Stated problem — Repeat every record below exactly, but leave out any pictures.

▼

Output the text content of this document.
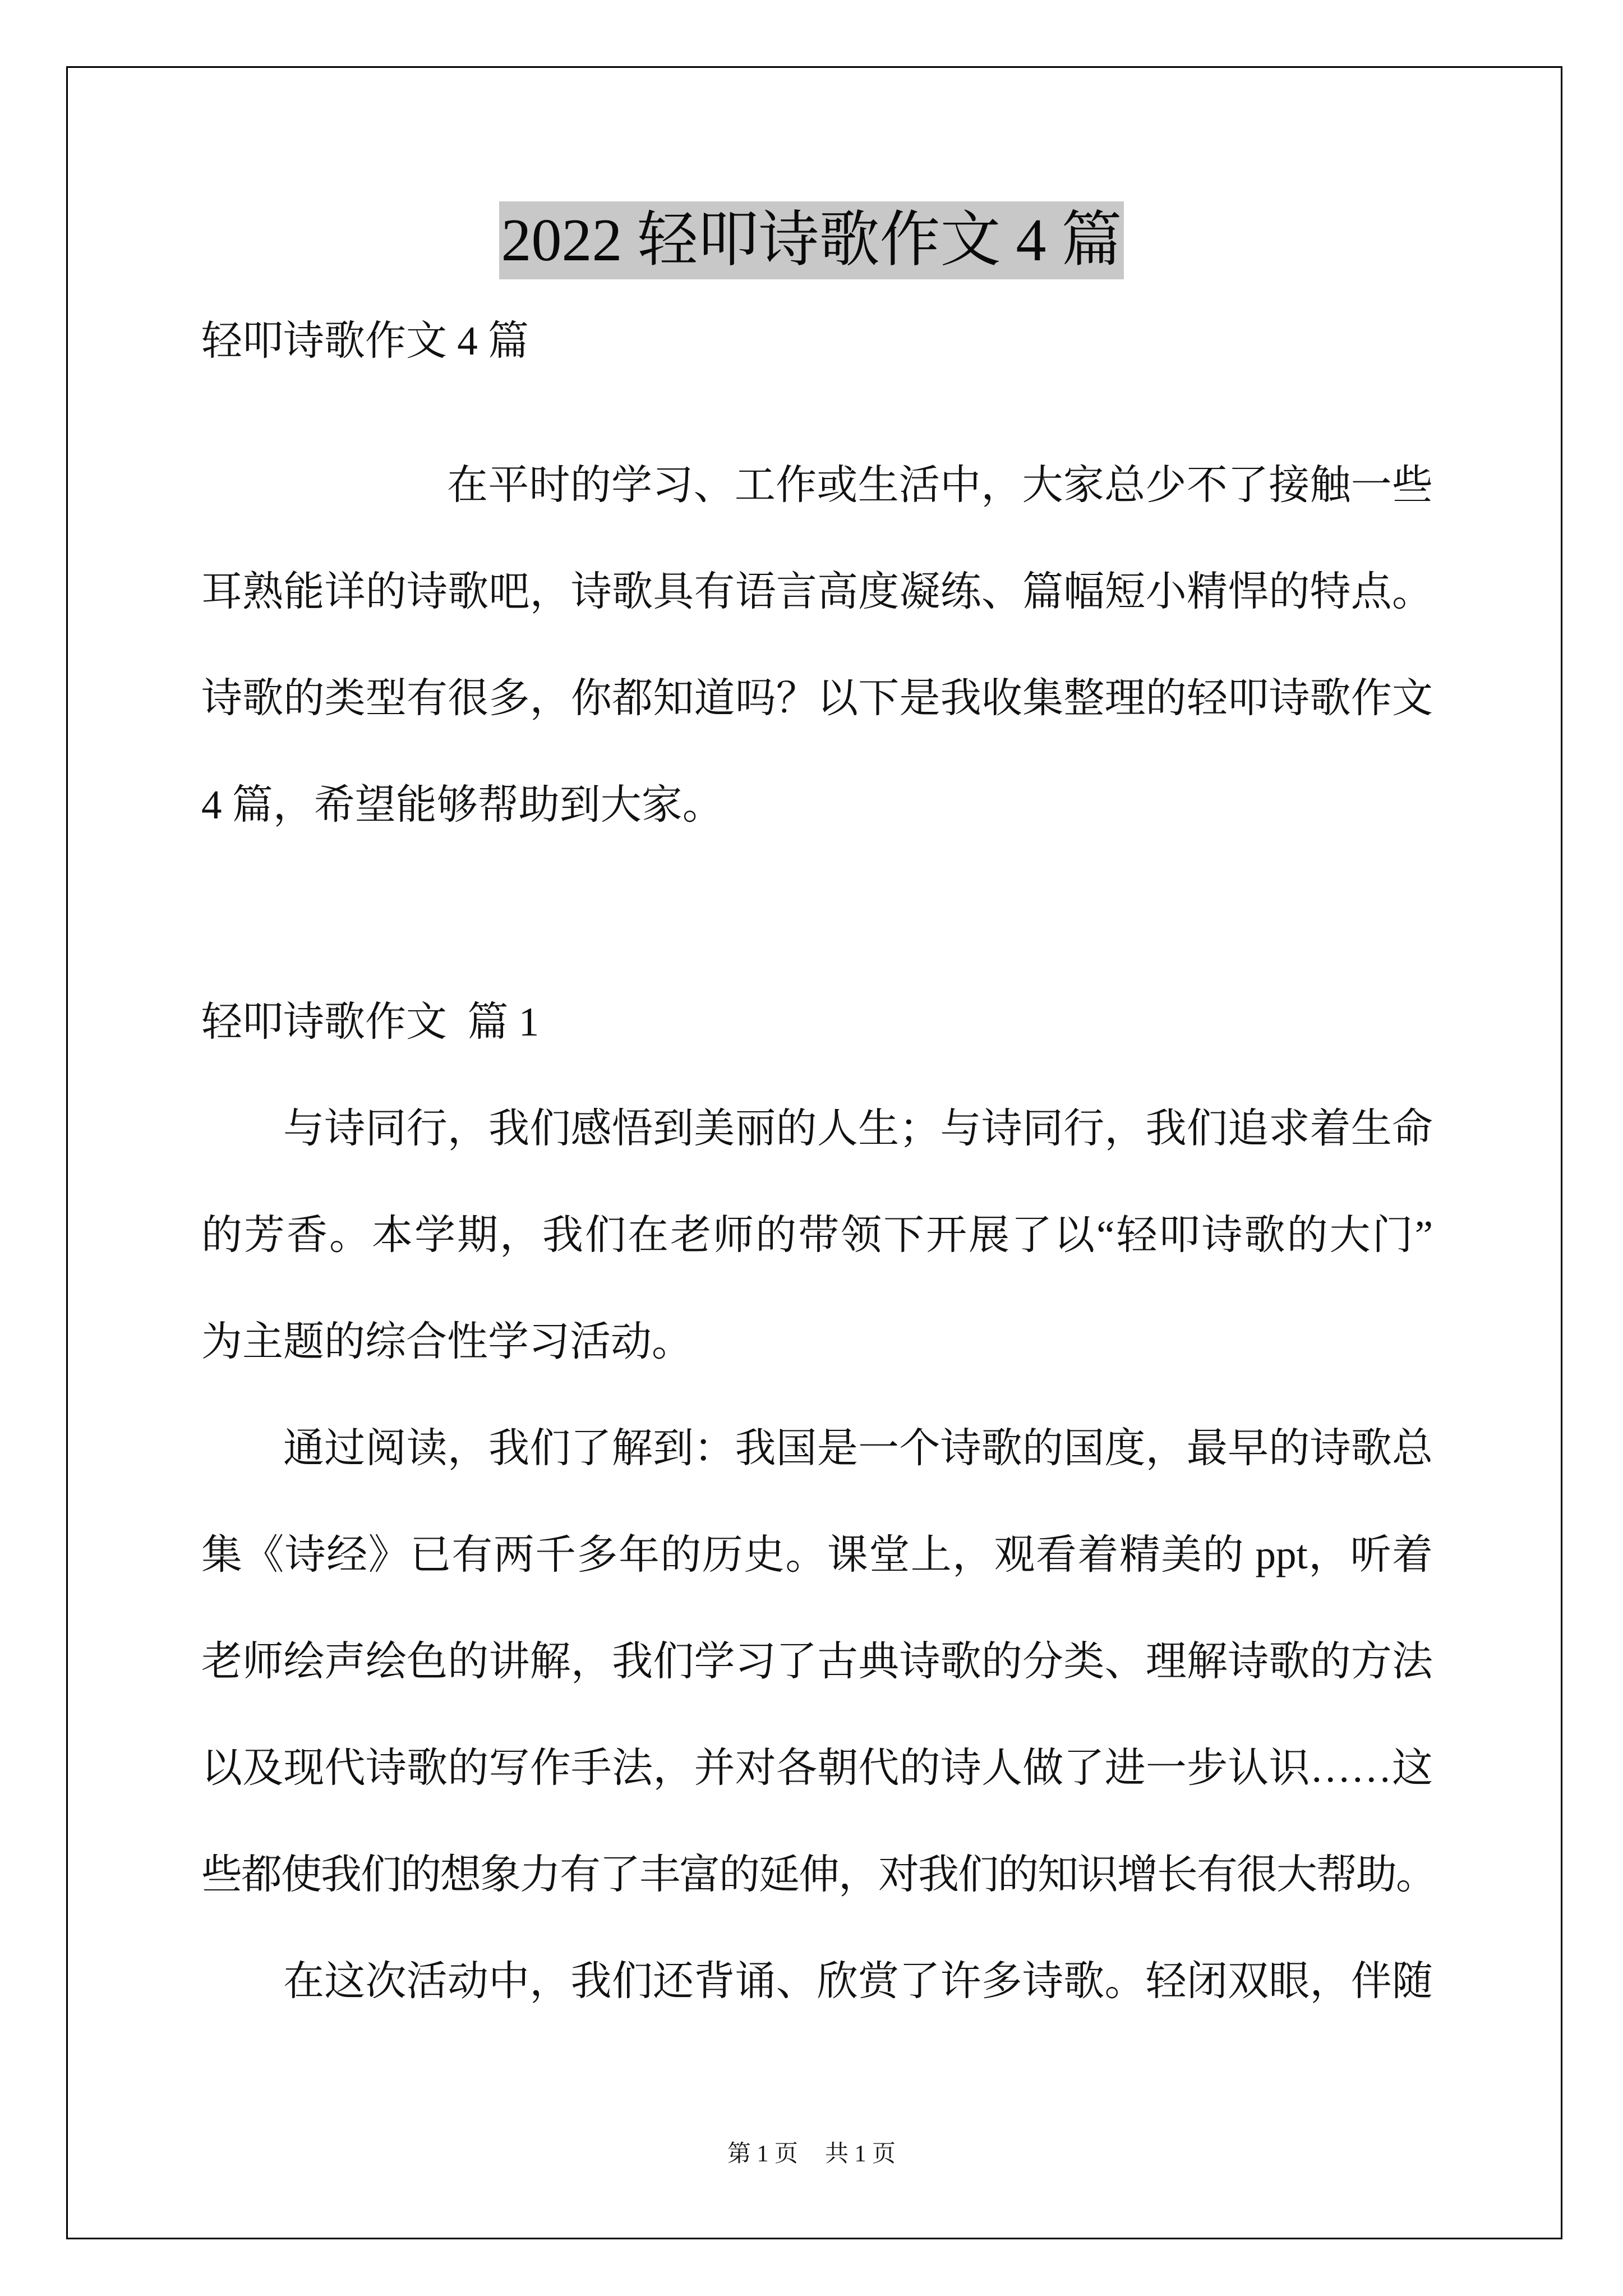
2022 轻叩诗歌作文 4 篇
轻叩诗歌作文 4 篇
在平时的学习、工作或生活中，大家总少不了接触一些
耳熟能详的诗歌吧，诗歌具有语言高度凝练、篇幅短小精悍的特点。
诗歌的类型有很多，你都知道吗？以下是我收集整理的轻叩诗歌作文
4 篇，希望能够帮助到大家。
轻叩诗歌作文  篇 1
与诗同行，我们感悟到美丽的人生；与诗同行，我们追求着生命
的芳香。本学期，我们在老师的带领下开展了以“轻叩诗歌的大门”
为主题的综合性学习活动。
通过阅读，我们了解到：我国是一个诗歌的国度，最早的诗歌总
集《诗经》已有两千多年的历史。课堂上，观看着精美的 ppt，听着
老师绘声绘色的讲解，我们学习了古典诗歌的分类、理解诗歌的方法
以及现代诗歌的写作手法，并对各朝代的诗人做了进一步认识……这
些都使我们的想象力有了丰富的延伸，对我们的知识增长有很大帮助。
在这次活动中，我们还背诵、欣赏了许多诗歌。轻闭双眼，伴随
第 1 页 共 1 页
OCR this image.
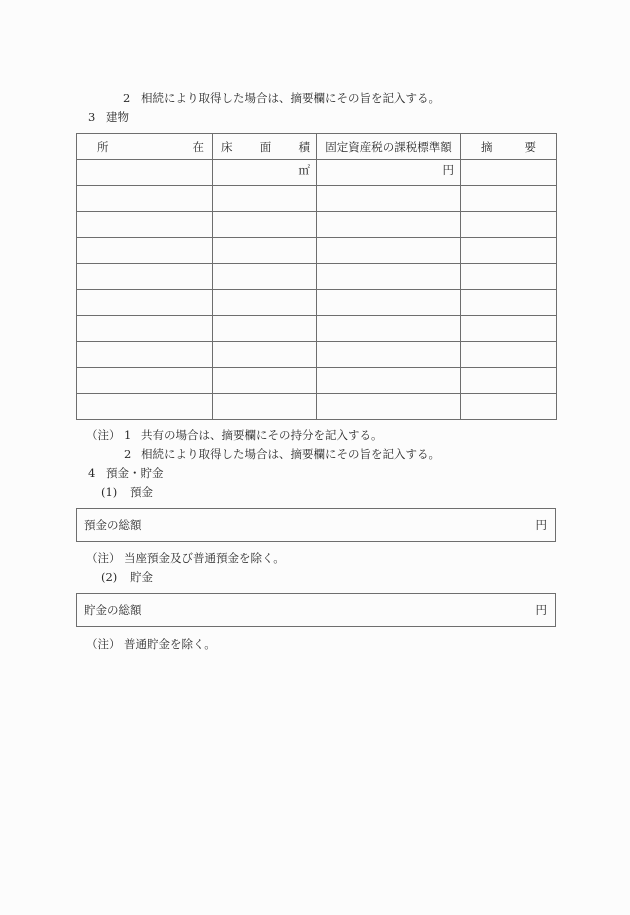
2 相続により取得した場合は、摘要欄にその旨を記入する。
3 建物
所 在	床 面 積	固定資産税の課税標準額	摘 要

	㎡	円	

（注） 1 共有の場合は、摘要欄にその持分を記入する。
2 相続により取得した場合は、摘要欄にその旨を記入する。
4 預金・貯金
(1) 預金
預金の総額	円
（注） 当座預金及び普通預金を除く。
(2) 貯金
貯金の総額	円
（注） 普通貯金を除く。
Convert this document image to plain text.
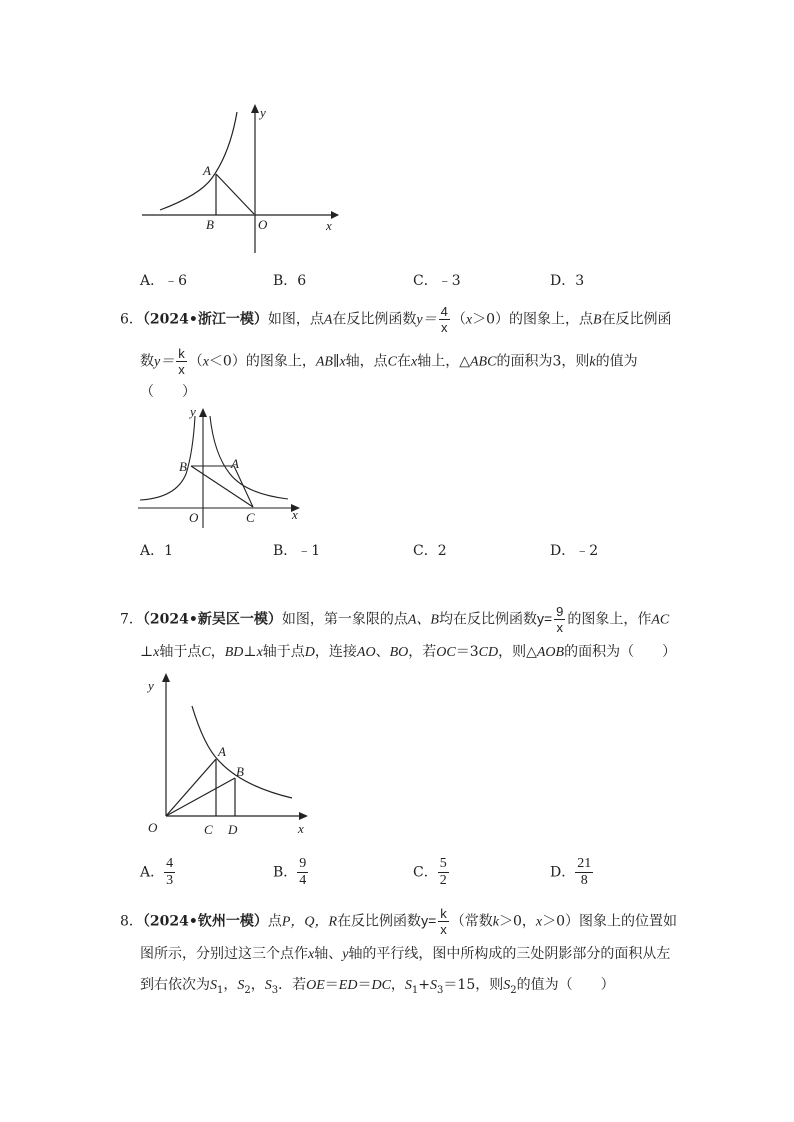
y
x
A
B	O
A．﹣6	B．6	C．﹣3	D．3
6．（2024•浙江一模）如图，点A在反比例函数$y= \frac{4}{x} (x>0)$的图象上，点B在反比例函
数$y= \frac{k}{x} (x<0)$的图象上，AB∥x轴，点C在x轴上，△ABC的面积为3，则k的值为
（　　）
y
x
B	A
O	C
A．1	B．﹣1	C．2	D．﹣2
7．（2024•新吴区一模）如图，第一象限的点A、B均在反比例函数$y= \frac{9}{x}$ 的图象上，作AC
⊥x轴于点C，BD⊥x轴于点D，连接AO、BO，若OC＝3CD，则△AOB的面积为（　　）
y
x
A
B
O	C D
A． $\frac{4}{3}$	B． $\frac{9}{4}$	C． $\frac{5}{2}$	D． $\frac{21}{8}$
8．（2024•钦州一模）点P，Q，R在反比例函数$y= \frac{k}{x}$ （常数k＞0，x＞0）图象上的位置如
图所示，分别过这三个点作x轴、y轴的平行线，图中所构成的三处阴影部分的面积从左
到右依次为$S_1$，$S_2$，$S_3$．若OE＝ED＝DC，$S_1+S_3=15$，则$S_2$的值为（　　）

▲

Final answer —
Output the text content of this document.
2022 轻叩诗歌作文 4 篇
轻叩诗歌作文 4 篇
在平时的学习、工作或生活中，大家总少不了接触一些
耳熟能详的诗歌吧，诗歌具有语言高度凝练、篇幅短小精悍的特点。
诗歌的类型有很多，你都知道吗？以下是我收集整理的轻叩诗歌作文
4 篇，希望能够帮助到大家。
轻叩诗歌作文  篇 1
与诗同行，我们感悟到美丽的人生；与诗同行，我们追求着生命
的芳香。本学期，我们在老师的带领下开展了以“轻叩诗歌的大门”
为主题的综合性学习活动。
通过阅读，我们了解到：我国是一个诗歌的国度，最早的诗歌总
集《诗经》已有两千多年的历史。课堂上，观看着精美的 ppt，听着
老师绘声绘色的讲解，我们学习了古典诗歌的分类、理解诗歌的方法
以及现代诗歌的写作手法，并对各朝代的诗人做了进一步认识……这
些都使我们的想象力有了丰富的延伸，对我们的知识增长有很大帮助。
在这次活动中，我们还背诵、欣赏了许多诗歌。轻闭双眼，伴随
第 1 页 共 1 页
OCR this image.
2 相続により取得した場合は、摘要欄にその旨を記入する。
3 建物
所 在	床 面 積	固定資産税の課税標準額	摘 要

	㎡	円	

（注） 1 共有の場合は、摘要欄にその持分を記入する。
2 相続により取得した場合は、摘要欄にその旨を記入する。
4 預金・貯金
(1) 預金
預金の総額	円
（注） 当座預金及び普通預金を除く。
(2) 貯金
貯金の総額	円
（注） 普通貯金を除く。
Convert this document image to plain text.
y
x
A
B	O
A．﹣6	B．6	C．﹣3	D．3
6．（2024•浙江一模）如图，点A在反比例函数$y= \frac{4}{x} (x>0)$的图象上，点B在反比例函
数$y= \frac{k}{x} (x<0)$的图象上，AB∥x轴，点C在x轴上，△ABC的面积为3，则k的值为
（　　）
y
x
B	A
O	C
A．1	B．﹣1	C．2	D．﹣2
7．（2024•新吴区一模）如图，第一象限的点A、B均在反比例函数$y= \frac{9}{x}$ 的图象上，作AC
⊥x轴于点C，BD⊥x轴于点D，连接AO、BO，若OC＝3CD，则△AOB的面积为（　　）
y
x
A
B
O	C D
A． $\frac{4}{3}$	B． $\frac{9}{4}$	C． $\frac{5}{2}$	D． $\frac{21}{8}$
8．（2024•钦州一模）点P，Q，R在反比例函数$y= \frac{k}{x}$ （常数k＞0，x＞0）图象上的位置如
图所示，分别过这三个点作x轴、y轴的平行线，图中所构成的三处阴影部分的面积从左
到右依次为$S_1$，$S_2$，$S_3$．若OE＝ED＝DC，$S_1+S_3=15$，则$S_2$的值为（　　）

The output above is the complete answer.